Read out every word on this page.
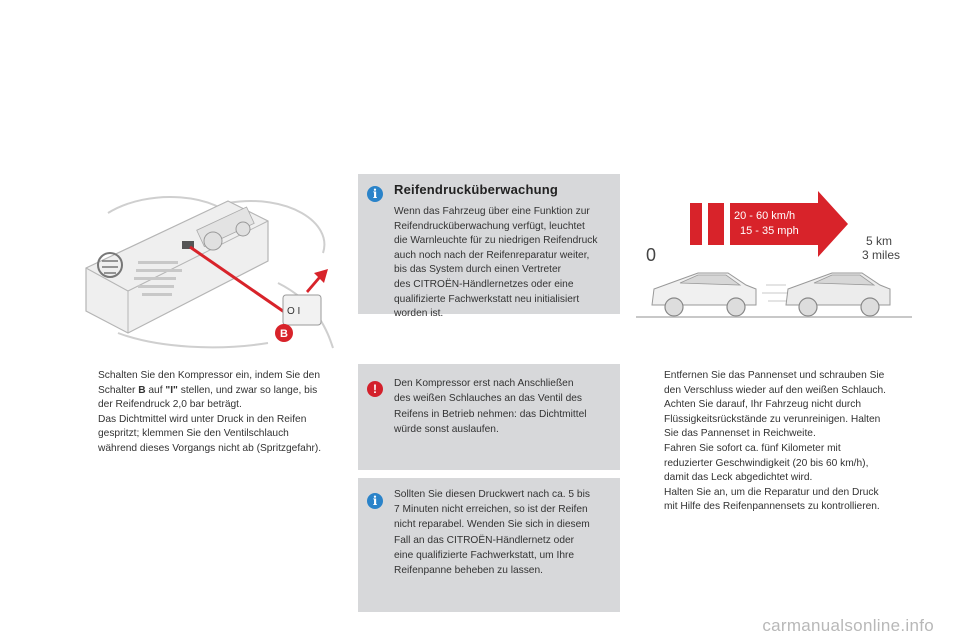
O I
B
i	Reifendrucküberwachung
Wenn das Fahrzeug über eine Funktion zur
Reifendrucküberwachung verfügt, leuchtet
die Warnleuchte für zu niedrigen Reifendruck
auch noch nach der Reifenreparatur weiter,
bis das System durch einen Vertreter
des CITROËN-Händlernetzes oder eine
qualifizierte Fachwerkstatt neu initialisiert
worden ist.
!	Den Kompressor erst nach Anschließen
des weißen Schlauches an das Ventil des
Reifens in Betrieb nehmen: das Dichtmittel
würde sonst auslaufen.
i	Sollten Sie diesen Druckwert nach ca. 5 bis
7 Minuten nicht erreichen, so ist der Reifen
nicht reparabel. Wenden Sie sich in diesem
Fall an das CITROËN-Händlernetz oder
eine qualifizierte Fachwerkstatt, um Ihre
Reifenpanne beheben zu lassen.
Schalten Sie den Kompressor ein, indem Sie den
Schalter B auf "I" stellen, und zwar so lange, bis
der Reifendruck 2,0 bar beträgt.
Das Dichtmittel wird unter Druck in den Reifen
gespritzt; klemmen Sie den Ventilschlauch
während dieses Vorgangs nicht ab (Spritzgefahr).
20 - 60 km/h
15 - 35 mph
5 km
3 miles
0
Entfernen Sie das Pannenset und schrauben Sie
den Verschluss wieder auf den weißen Schlauch.
Achten Sie darauf, Ihr Fahrzeug nicht durch
Flüssigkeitsrückstände zu verunreinigen. Halten
Sie das Pannenset in Reichweite.
Fahren Sie sofort ca. fünf Kilometer mit
reduzierter Geschwindigkeit (20 bis 60 km/h),
damit das Leck abgedichtet wird.
Halten Sie an, um die Reparatur und den Druck
mit Hilfe des Reifenpannensets zu kontrollieren.
carmanualsonline.info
===
▶ **EXERCISE INSTRUCTIONS**
Determine how many lines of the data contain "wird" and give nothing but that number.

▶ **ANSWER FOR THIS EXERCISE**
2